■ Set problem: Repeat the full listing below verbatim and keep the images out.

■ Extracted data entries:
---------------

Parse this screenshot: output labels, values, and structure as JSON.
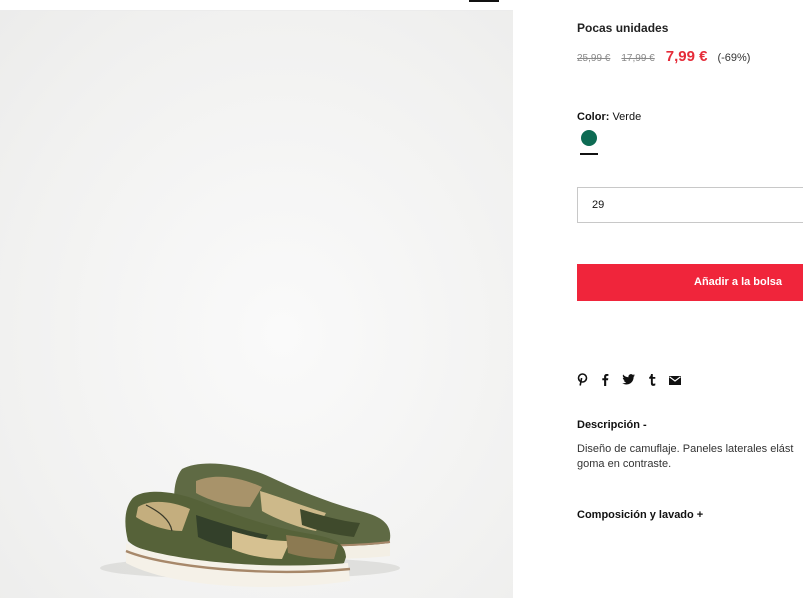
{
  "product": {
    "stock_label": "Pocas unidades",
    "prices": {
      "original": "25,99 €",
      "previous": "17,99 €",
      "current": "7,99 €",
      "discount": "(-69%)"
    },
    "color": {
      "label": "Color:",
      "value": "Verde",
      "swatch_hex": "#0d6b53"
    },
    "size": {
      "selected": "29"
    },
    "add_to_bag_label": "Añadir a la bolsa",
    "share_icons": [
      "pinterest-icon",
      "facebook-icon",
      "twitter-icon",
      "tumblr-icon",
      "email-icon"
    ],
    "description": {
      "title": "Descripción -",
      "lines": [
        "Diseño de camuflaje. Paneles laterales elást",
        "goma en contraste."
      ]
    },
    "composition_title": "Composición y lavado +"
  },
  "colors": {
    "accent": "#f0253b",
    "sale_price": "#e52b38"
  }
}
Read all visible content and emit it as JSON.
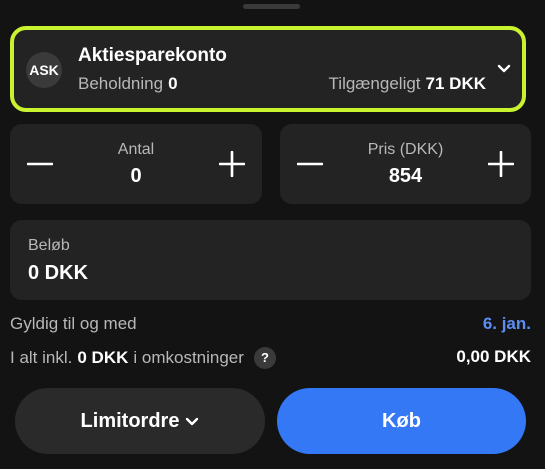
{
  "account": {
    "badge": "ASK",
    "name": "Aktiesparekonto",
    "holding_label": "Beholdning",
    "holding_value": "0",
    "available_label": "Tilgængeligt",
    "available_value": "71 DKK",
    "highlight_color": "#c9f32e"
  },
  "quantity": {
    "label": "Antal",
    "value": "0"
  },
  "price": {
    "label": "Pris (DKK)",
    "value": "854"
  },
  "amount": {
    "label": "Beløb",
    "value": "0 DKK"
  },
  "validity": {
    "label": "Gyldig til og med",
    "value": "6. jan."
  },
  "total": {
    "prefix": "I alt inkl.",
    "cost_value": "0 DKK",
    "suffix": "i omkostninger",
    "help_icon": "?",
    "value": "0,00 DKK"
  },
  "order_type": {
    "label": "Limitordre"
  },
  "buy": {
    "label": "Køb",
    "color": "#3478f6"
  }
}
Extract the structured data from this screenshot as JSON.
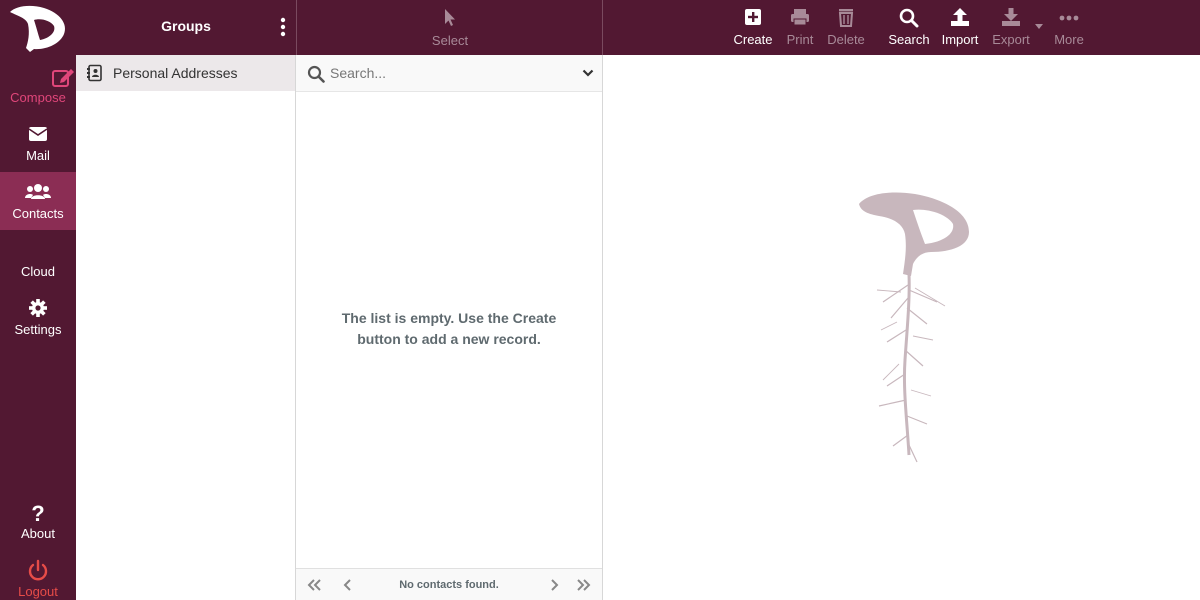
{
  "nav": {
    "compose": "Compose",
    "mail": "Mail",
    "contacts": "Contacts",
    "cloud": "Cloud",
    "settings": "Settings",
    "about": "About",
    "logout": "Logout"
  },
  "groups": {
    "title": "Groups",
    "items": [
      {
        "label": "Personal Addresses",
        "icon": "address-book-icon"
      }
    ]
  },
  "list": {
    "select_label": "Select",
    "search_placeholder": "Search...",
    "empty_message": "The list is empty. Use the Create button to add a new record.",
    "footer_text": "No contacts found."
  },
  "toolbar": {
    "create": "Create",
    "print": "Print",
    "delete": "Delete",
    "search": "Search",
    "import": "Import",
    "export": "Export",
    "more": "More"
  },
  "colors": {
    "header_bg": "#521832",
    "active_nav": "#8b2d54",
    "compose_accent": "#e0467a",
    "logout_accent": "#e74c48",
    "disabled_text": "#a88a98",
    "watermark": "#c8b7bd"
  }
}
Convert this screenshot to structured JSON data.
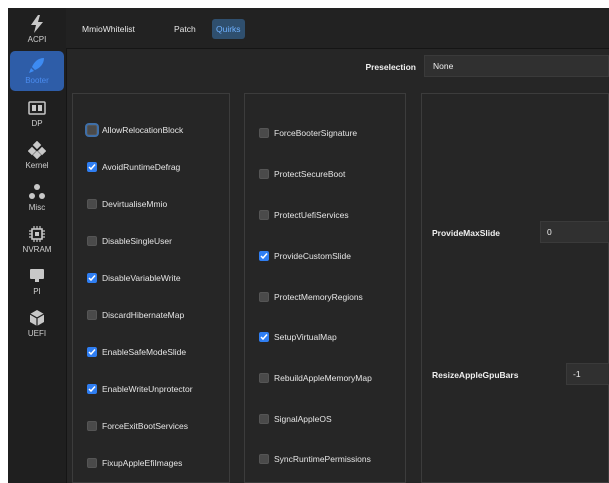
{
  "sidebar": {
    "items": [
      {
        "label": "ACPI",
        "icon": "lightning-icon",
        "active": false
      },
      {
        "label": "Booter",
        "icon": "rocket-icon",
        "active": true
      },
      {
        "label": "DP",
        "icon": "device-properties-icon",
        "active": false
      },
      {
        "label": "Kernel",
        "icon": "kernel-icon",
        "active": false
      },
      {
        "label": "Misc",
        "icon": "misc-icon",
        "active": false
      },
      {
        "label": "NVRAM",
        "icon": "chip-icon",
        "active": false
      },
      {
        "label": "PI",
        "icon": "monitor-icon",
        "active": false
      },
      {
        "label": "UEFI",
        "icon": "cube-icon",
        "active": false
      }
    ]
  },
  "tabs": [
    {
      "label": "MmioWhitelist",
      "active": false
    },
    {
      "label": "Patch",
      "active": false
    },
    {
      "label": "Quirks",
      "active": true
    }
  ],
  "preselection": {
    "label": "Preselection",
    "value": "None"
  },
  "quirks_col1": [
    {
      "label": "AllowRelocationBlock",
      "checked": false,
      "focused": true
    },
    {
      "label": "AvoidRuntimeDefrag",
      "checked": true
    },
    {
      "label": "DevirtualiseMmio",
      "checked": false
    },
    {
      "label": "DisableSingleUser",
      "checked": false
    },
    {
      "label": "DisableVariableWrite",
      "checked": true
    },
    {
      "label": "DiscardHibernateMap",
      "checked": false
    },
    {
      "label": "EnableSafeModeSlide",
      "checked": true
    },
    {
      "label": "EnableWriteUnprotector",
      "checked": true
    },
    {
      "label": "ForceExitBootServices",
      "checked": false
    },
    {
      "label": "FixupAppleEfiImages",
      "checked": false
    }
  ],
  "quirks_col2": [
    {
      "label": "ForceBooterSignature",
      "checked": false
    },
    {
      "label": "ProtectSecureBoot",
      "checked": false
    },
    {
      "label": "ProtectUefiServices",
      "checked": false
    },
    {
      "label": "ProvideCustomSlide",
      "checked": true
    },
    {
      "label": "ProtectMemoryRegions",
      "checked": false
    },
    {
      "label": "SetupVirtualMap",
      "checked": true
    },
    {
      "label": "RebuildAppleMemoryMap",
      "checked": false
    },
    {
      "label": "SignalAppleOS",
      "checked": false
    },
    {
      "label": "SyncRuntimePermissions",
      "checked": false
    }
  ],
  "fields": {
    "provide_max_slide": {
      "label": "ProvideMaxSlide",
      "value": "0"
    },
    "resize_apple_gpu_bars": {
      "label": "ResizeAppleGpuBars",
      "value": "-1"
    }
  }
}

---------------

■ Answer to the problem:
Parse this screenshot: output labels, values, and structure as JSON.
{
  "product": {
    "stock_label": "Pocas unidades",
    "prices": {
      "original": "25,99 €",
      "previous": "17,99 €",
      "current": "7,99 €",
      "discount": "(-69%)"
    },
    "color": {
      "label": "Color:",
      "value": "Verde",
      "swatch_hex": "#0d6b53"
    },
    "size": {
      "selected": "29"
    },
    "add_to_bag_label": "Añadir a la bolsa",
    "share_icons": [
      "pinterest-icon",
      "facebook-icon",
      "twitter-icon",
      "tumblr-icon",
      "email-icon"
    ],
    "description": {
      "title": "Descripción -",
      "lines": [
        "Diseño de camuflaje. Paneles laterales elást",
        "goma en contraste."
      ]
    },
    "composition_title": "Composición y lavado +"
  },
  "colors": {
    "accent": "#f0253b",
    "sale_price": "#e52b38"
  }
}
Read all visible content and emit it as JSON.
{
  "account": {
    "badge": "ASK",
    "name": "Aktiesparekonto",
    "holding_label": "Beholdning",
    "holding_value": "0",
    "available_label": "Tilgængeligt",
    "available_value": "71 DKK",
    "highlight_color": "#c9f32e"
  },
  "quantity": {
    "label": "Antal",
    "value": "0"
  },
  "price": {
    "label": "Pris (DKK)",
    "value": "854"
  },
  "amount": {
    "label": "Beløb",
    "value": "0 DKK"
  },
  "validity": {
    "label": "Gyldig til og med",
    "value": "6. jan."
  },
  "total": {
    "prefix": "I alt inkl.",
    "cost_value": "0 DKK",
    "suffix": "i omkostninger",
    "help_icon": "?",
    "value": "0,00 DKK"
  },
  "order_type": {
    "label": "Limitordre"
  },
  "buy": {
    "label": "Køb",
    "color": "#3478f6"
  }
}
Extract the structured data from this screenshot as JSON.
{
  "nav": {
    "compose": "Compose",
    "mail": "Mail",
    "contacts": "Contacts",
    "cloud": "Cloud",
    "settings": "Settings",
    "about": "About",
    "logout": "Logout"
  },
  "groups": {
    "title": "Groups",
    "items": [
      {
        "label": "Personal Addresses",
        "icon": "address-book-icon"
      }
    ]
  },
  "list": {
    "select_label": "Select",
    "search_placeholder": "Search...",
    "empty_message": "The list is empty. Use the Create button to add a new record.",
    "footer_text": "No contacts found."
  },
  "toolbar": {
    "create": "Create",
    "print": "Print",
    "delete": "Delete",
    "search": "Search",
    "import": "Import",
    "export": "Export",
    "more": "More"
  },
  "colors": {
    "header_bg": "#521832",
    "active_nav": "#8b2d54",
    "compose_accent": "#e0467a",
    "logout_accent": "#e74c48",
    "disabled_text": "#a88a98",
    "watermark": "#c8b7bd"
  }
}
Convert this screenshot to structured JSON data.
{
  "sidebar": {
    "items": [
      {
        "label": "ACPI",
        "icon": "lightning-icon",
        "active": false
      },
      {
        "label": "Booter",
        "icon": "rocket-icon",
        "active": true
      },
      {
        "label": "DP",
        "icon": "device-properties-icon",
        "active": false
      },
      {
        "label": "Kernel",
        "icon": "kernel-icon",
        "active": false
      },
      {
        "label": "Misc",
        "icon": "misc-icon",
        "active": false
      },
      {
        "label": "NVRAM",
        "icon": "chip-icon",
        "active": false
      },
      {
        "label": "PI",
        "icon": "monitor-icon",
        "active": false
      },
      {
        "label": "UEFI",
        "icon": "cube-icon",
        "active": false
      }
    ]
  },
  "tabs": [
    {
      "label": "MmioWhitelist",
      "active": false
    },
    {
      "label": "Patch",
      "active": false
    },
    {
      "label": "Quirks",
      "active": true
    }
  ],
  "preselection": {
    "label": "Preselection",
    "value": "None"
  },
  "quirks_col1": [
    {
      "label": "AllowRelocationBlock",
      "checked": false,
      "focused": true
    },
    {
      "label": "AvoidRuntimeDefrag",
      "checked": true
    },
    {
      "label": "DevirtualiseMmio",
      "checked": false
    },
    {
      "label": "DisableSingleUser",
      "checked": false
    },
    {
      "label": "DisableVariableWrite",
      "checked": true
    },
    {
      "label": "DiscardHibernateMap",
      "checked": false
    },
    {
      "label": "EnableSafeModeSlide",
      "checked": true
    },
    {
      "label": "EnableWriteUnprotector",
      "checked": true
    },
    {
      "label": "ForceExitBootServices",
      "checked": false
    },
    {
      "label": "FixupAppleEfiImages",
      "checked": false
    }
  ],
  "quirks_col2": [
    {
      "label": "ForceBooterSignature",
      "checked": false
    },
    {
      "label": "ProtectSecureBoot",
      "checked": false
    },
    {
      "label": "ProtectUefiServices",
      "checked": false
    },
    {
      "label": "ProvideCustomSlide",
      "checked": true
    },
    {
      "label": "ProtectMemoryRegions",
      "checked": false
    },
    {
      "label": "SetupVirtualMap",
      "checked": true
    },
    {
      "label": "RebuildAppleMemoryMap",
      "checked": false
    },
    {
      "label": "SignalAppleOS",
      "checked": false
    },
    {
      "label": "SyncRuntimePermissions",
      "checked": false
    }
  ],
  "fields": {
    "provide_max_slide": {
      "label": "ProvideMaxSlide",
      "value": "0"
    },
    "resize_apple_gpu_bars": {
      "label": "ResizeAppleGpuBars",
      "value": "-1"
    }
  }
}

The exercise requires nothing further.